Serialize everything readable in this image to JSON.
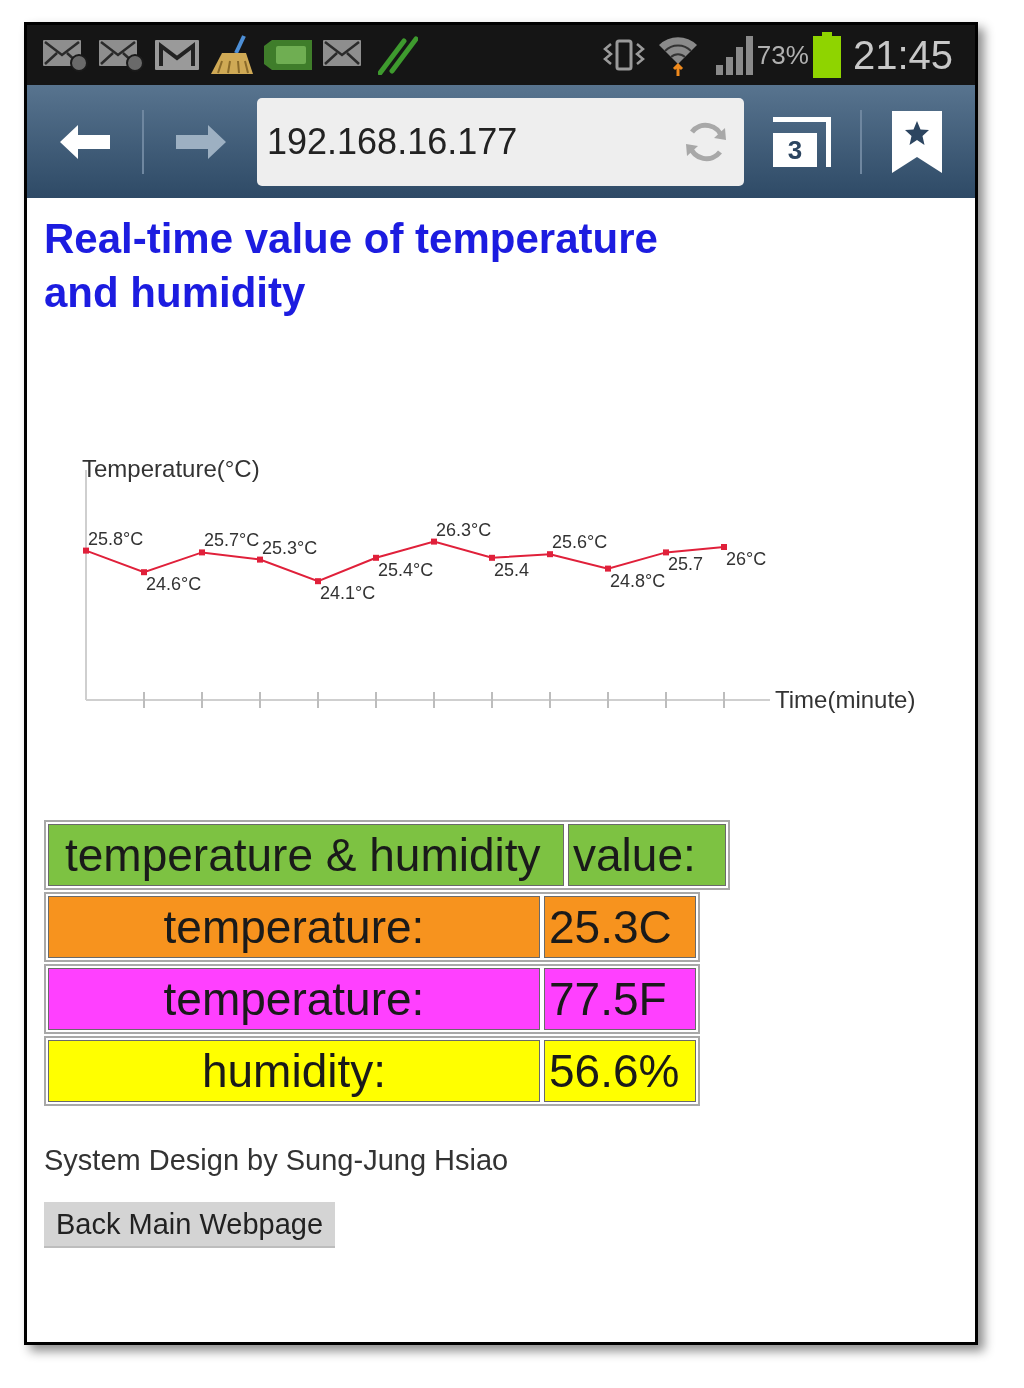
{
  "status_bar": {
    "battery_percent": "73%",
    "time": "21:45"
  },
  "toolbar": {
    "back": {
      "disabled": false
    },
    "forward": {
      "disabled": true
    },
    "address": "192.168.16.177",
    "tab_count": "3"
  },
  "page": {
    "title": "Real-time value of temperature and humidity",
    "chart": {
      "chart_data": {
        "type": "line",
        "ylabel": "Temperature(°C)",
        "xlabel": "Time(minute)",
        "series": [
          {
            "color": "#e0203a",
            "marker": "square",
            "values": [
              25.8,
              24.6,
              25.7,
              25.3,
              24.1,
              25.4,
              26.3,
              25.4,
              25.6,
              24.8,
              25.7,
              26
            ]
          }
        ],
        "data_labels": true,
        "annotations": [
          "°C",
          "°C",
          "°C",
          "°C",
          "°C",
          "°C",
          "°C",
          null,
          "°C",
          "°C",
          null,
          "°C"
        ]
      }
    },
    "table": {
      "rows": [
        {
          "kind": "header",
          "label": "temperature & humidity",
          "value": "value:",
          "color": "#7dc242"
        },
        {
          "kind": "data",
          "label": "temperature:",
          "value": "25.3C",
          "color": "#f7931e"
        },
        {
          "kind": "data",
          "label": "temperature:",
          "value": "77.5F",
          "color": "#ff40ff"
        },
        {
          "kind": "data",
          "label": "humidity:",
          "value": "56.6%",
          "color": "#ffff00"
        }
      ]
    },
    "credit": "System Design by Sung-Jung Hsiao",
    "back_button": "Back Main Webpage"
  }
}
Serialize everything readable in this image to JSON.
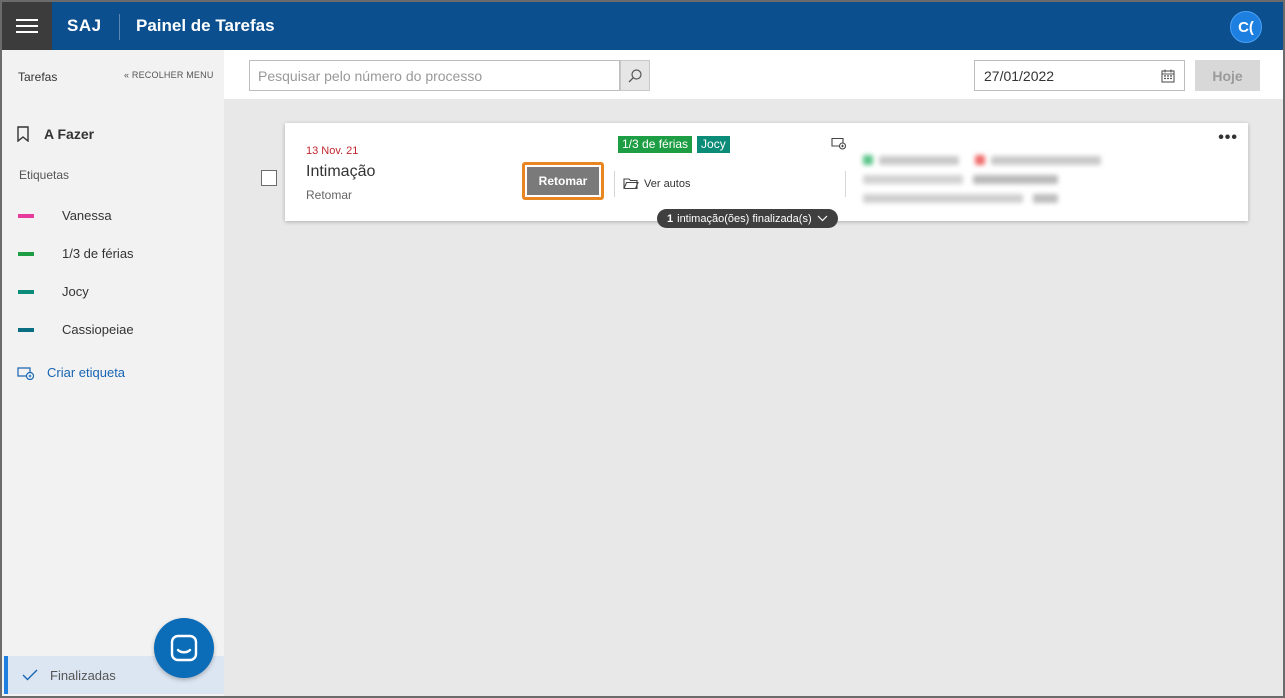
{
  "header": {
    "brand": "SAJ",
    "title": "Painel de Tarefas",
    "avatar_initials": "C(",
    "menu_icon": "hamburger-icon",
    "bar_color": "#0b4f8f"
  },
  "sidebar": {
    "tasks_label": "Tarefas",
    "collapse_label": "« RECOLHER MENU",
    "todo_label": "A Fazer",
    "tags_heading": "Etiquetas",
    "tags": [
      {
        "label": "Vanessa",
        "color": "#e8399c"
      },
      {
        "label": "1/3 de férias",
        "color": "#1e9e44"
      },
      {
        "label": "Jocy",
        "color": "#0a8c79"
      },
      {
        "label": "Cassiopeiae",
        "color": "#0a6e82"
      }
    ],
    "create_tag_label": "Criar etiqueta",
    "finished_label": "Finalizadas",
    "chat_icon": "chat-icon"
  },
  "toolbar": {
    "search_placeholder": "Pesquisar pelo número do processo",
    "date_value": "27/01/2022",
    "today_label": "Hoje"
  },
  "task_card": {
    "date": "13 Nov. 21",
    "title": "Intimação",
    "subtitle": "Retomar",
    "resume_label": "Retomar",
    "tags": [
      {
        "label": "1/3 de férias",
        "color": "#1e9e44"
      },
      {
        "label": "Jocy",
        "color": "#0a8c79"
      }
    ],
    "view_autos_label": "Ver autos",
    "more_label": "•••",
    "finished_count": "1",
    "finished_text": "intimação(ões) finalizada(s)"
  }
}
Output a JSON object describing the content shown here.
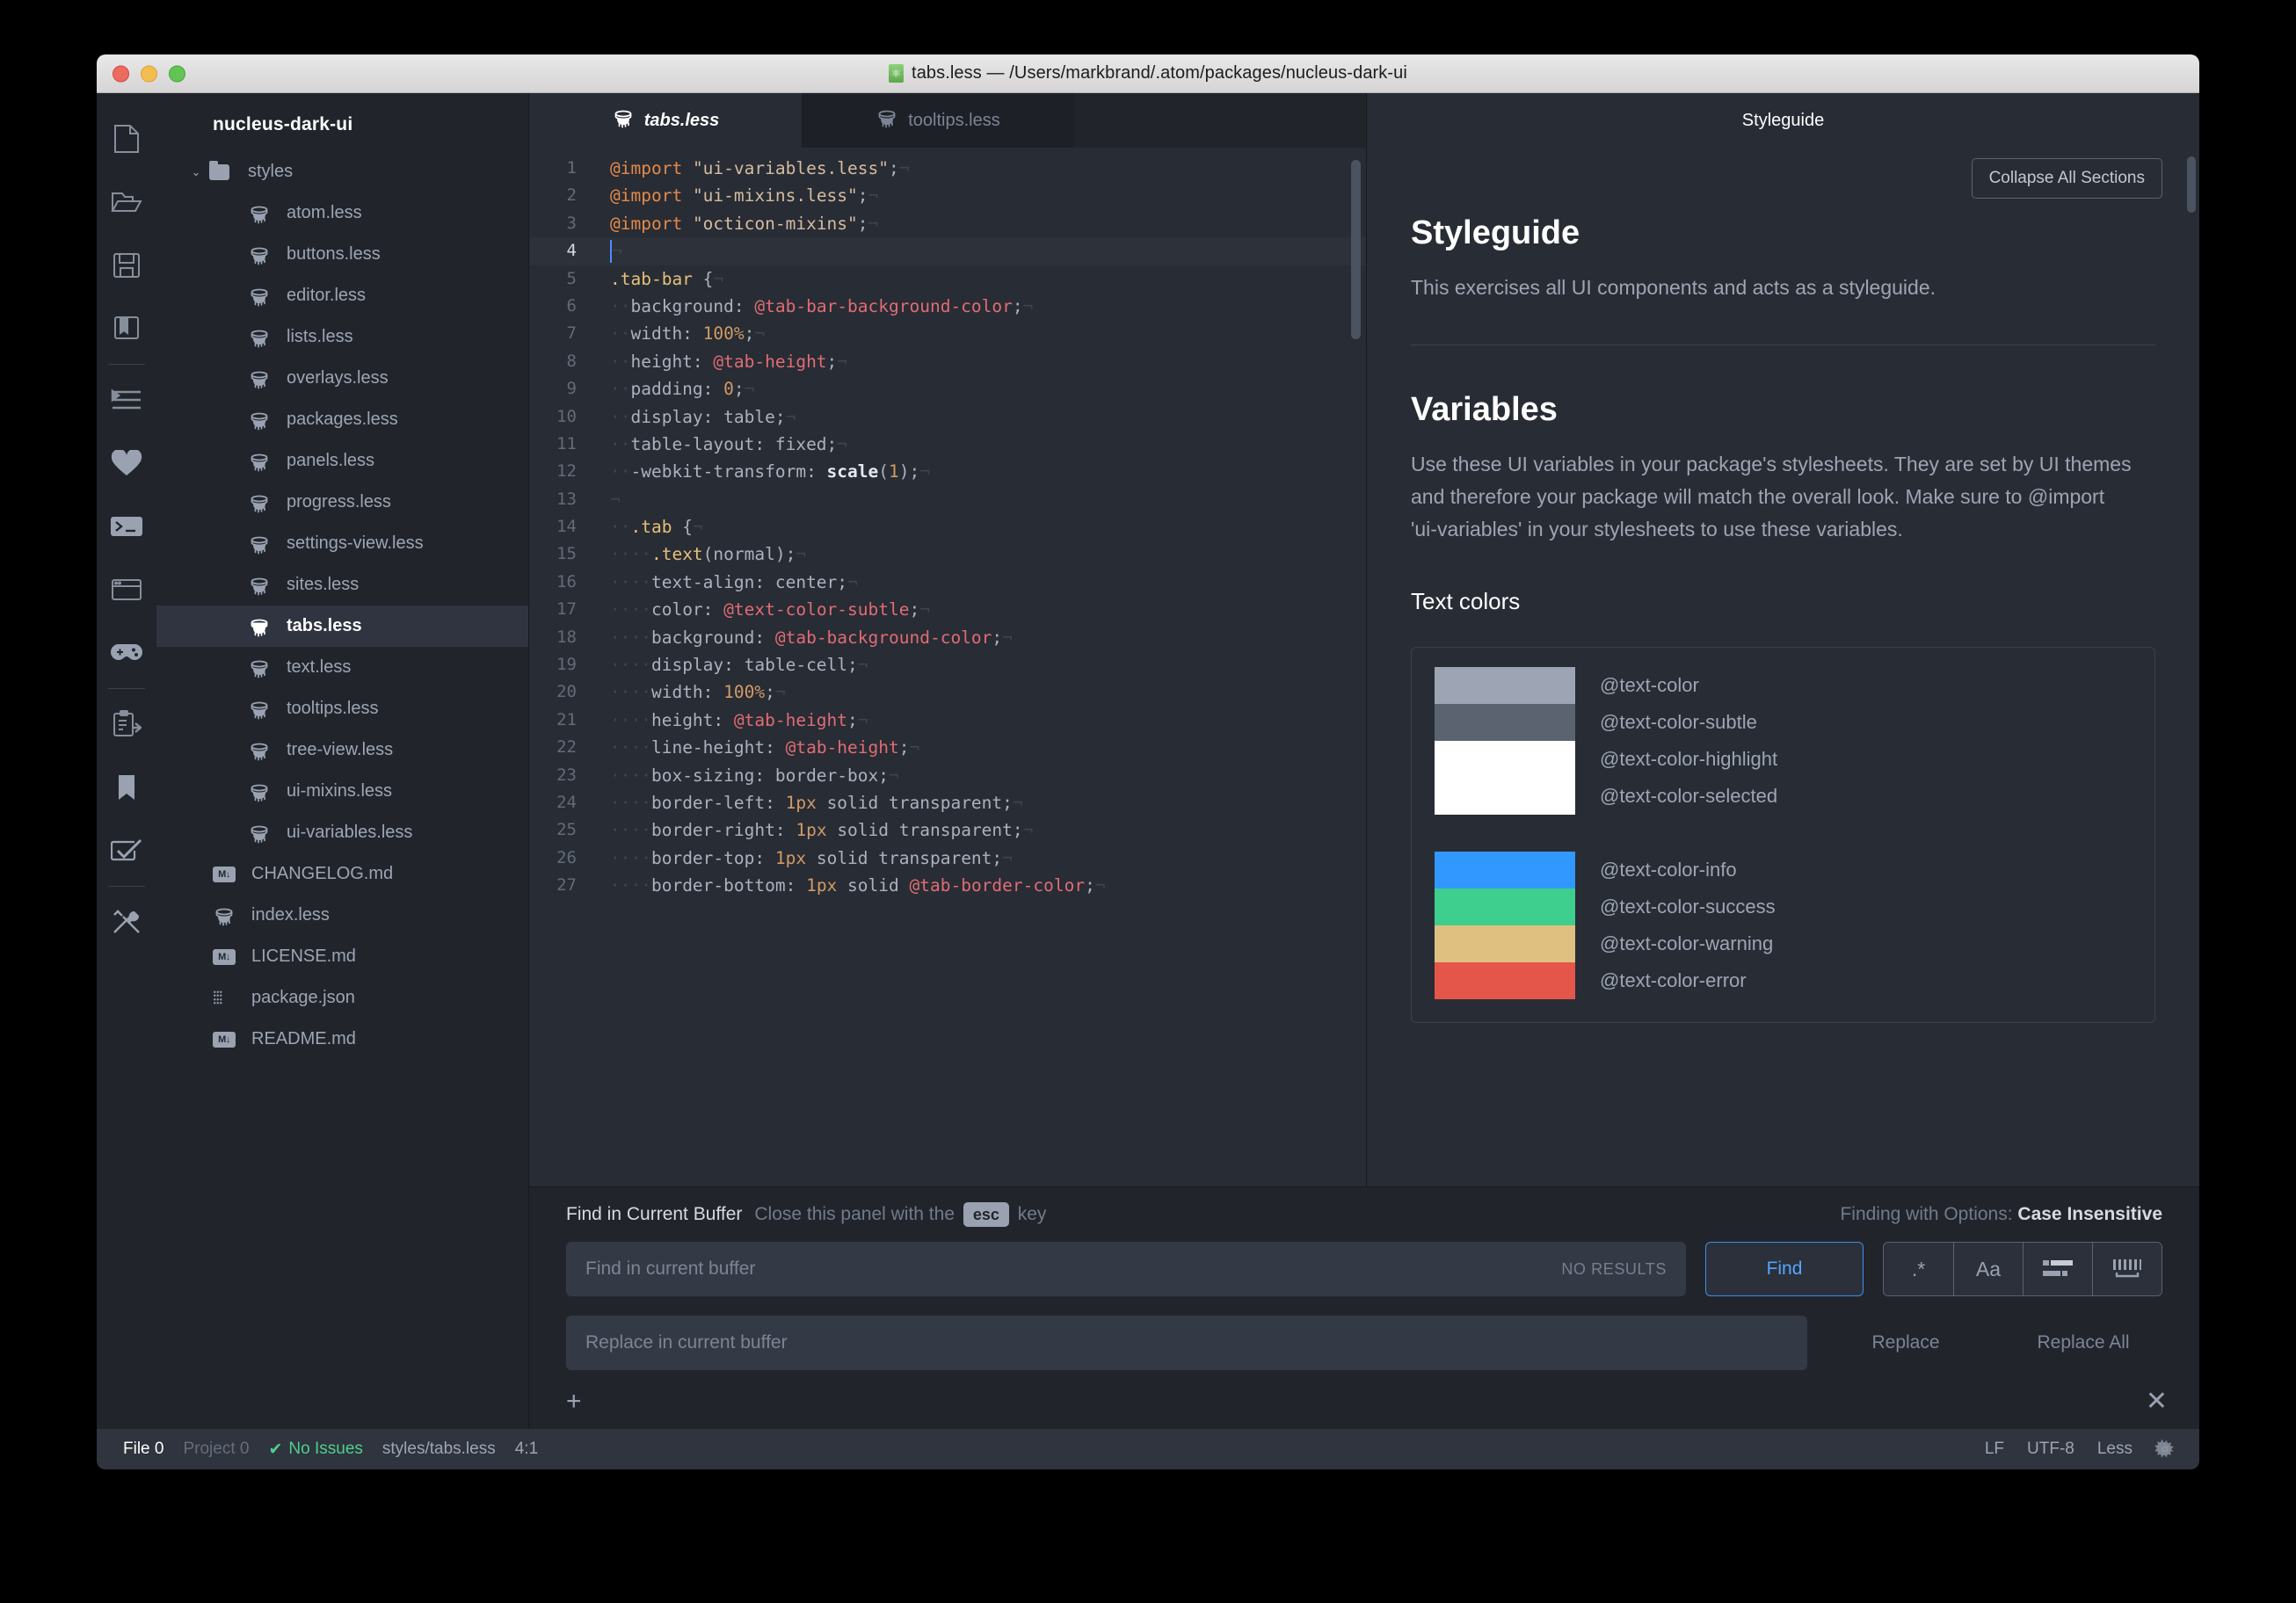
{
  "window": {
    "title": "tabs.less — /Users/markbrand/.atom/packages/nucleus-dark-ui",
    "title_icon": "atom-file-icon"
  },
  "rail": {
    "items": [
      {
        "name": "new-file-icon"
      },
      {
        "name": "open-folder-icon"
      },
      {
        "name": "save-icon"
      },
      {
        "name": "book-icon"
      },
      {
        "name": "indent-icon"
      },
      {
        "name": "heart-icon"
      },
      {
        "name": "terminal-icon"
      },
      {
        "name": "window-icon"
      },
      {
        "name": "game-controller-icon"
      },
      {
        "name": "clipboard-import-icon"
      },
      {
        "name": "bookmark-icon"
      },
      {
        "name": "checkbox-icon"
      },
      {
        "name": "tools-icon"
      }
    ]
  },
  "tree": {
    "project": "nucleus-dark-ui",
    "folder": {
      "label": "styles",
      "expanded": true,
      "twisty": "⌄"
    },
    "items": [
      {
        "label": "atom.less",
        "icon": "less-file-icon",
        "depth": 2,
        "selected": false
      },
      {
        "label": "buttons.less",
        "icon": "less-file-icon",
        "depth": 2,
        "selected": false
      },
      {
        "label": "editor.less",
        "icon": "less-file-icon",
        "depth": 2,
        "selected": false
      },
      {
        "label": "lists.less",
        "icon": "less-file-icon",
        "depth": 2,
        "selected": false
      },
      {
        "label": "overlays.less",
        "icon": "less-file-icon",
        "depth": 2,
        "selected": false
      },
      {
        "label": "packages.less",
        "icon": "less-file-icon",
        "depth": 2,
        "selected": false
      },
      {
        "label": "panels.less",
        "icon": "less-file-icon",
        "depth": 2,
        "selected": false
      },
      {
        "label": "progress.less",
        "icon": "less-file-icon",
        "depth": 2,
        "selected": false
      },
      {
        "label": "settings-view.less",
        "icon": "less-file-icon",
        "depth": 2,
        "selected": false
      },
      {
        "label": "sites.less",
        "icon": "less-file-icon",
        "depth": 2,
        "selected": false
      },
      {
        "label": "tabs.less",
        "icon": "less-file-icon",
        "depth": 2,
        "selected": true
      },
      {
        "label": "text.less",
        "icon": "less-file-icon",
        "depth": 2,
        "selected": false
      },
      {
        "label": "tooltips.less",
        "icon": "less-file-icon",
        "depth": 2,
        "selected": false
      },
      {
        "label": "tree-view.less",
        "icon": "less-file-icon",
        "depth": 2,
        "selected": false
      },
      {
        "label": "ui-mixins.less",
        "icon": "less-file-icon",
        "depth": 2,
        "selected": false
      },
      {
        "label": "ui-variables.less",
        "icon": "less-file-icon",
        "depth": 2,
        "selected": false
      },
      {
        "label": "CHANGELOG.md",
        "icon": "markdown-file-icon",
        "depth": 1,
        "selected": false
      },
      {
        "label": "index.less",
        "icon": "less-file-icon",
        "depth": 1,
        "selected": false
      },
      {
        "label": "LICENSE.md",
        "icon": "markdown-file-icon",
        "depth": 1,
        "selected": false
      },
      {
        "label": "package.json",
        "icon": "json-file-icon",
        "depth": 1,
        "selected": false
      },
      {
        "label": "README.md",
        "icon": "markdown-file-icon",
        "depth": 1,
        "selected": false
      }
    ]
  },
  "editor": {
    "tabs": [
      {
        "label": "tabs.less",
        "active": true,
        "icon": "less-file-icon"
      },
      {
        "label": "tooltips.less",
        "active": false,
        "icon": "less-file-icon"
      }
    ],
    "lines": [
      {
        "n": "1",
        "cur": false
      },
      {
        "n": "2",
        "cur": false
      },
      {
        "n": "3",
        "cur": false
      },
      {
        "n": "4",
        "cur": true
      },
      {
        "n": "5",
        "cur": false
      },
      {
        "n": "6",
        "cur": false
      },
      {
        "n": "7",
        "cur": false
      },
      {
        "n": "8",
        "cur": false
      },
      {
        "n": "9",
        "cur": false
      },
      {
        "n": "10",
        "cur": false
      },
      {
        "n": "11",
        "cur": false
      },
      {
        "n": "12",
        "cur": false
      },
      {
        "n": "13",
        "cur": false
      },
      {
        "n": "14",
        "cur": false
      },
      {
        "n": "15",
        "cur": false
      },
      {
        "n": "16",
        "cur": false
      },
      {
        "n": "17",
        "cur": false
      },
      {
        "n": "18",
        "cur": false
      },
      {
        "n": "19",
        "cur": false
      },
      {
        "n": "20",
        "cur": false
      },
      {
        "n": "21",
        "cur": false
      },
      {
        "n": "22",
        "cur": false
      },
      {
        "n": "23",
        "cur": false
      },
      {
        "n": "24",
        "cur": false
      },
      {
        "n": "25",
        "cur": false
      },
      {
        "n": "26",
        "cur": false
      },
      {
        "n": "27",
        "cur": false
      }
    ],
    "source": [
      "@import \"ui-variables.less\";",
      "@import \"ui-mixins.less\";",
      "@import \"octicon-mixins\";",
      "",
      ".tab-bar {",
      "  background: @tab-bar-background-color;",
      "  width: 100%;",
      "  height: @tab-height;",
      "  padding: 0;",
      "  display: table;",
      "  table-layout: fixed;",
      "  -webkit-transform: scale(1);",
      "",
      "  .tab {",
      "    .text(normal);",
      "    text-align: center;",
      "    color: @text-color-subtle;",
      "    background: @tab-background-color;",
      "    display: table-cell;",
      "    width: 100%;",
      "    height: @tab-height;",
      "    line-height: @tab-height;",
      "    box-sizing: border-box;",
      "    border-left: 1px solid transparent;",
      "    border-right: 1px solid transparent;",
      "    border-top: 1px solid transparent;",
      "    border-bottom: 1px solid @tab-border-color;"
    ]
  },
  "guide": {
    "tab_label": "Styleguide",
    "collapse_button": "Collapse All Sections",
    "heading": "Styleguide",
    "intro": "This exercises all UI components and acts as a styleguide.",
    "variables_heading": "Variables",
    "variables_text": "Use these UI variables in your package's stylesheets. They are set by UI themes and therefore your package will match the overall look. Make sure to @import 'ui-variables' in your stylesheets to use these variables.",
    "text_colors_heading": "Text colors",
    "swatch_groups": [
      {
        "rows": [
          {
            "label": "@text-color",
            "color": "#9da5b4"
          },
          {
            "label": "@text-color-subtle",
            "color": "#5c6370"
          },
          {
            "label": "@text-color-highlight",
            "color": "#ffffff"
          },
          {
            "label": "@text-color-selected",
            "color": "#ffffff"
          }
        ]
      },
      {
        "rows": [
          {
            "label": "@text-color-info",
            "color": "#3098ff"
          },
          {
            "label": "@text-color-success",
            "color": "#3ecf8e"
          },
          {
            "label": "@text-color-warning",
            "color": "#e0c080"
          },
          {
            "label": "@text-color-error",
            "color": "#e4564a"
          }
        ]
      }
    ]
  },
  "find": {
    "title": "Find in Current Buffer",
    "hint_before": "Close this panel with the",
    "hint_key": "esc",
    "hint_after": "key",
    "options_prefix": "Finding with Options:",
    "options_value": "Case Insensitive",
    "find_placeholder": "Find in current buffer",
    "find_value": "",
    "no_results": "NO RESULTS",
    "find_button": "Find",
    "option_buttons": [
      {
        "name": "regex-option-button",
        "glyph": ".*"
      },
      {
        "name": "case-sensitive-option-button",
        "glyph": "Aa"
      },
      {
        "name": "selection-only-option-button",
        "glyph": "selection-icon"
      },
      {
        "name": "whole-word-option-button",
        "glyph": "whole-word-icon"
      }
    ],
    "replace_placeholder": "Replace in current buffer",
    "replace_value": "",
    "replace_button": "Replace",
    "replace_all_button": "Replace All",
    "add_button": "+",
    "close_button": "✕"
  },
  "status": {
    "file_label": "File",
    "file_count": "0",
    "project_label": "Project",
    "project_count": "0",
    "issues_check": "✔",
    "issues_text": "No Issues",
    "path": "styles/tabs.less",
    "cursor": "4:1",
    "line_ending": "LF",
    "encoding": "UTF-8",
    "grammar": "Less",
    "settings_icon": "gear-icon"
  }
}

################

Only lines with the string "Tarefas" belong in your answer; copy each one.

### Solved exercise
    "title": "Painel de Tarefas",
    "tasks_label": "Tarefas",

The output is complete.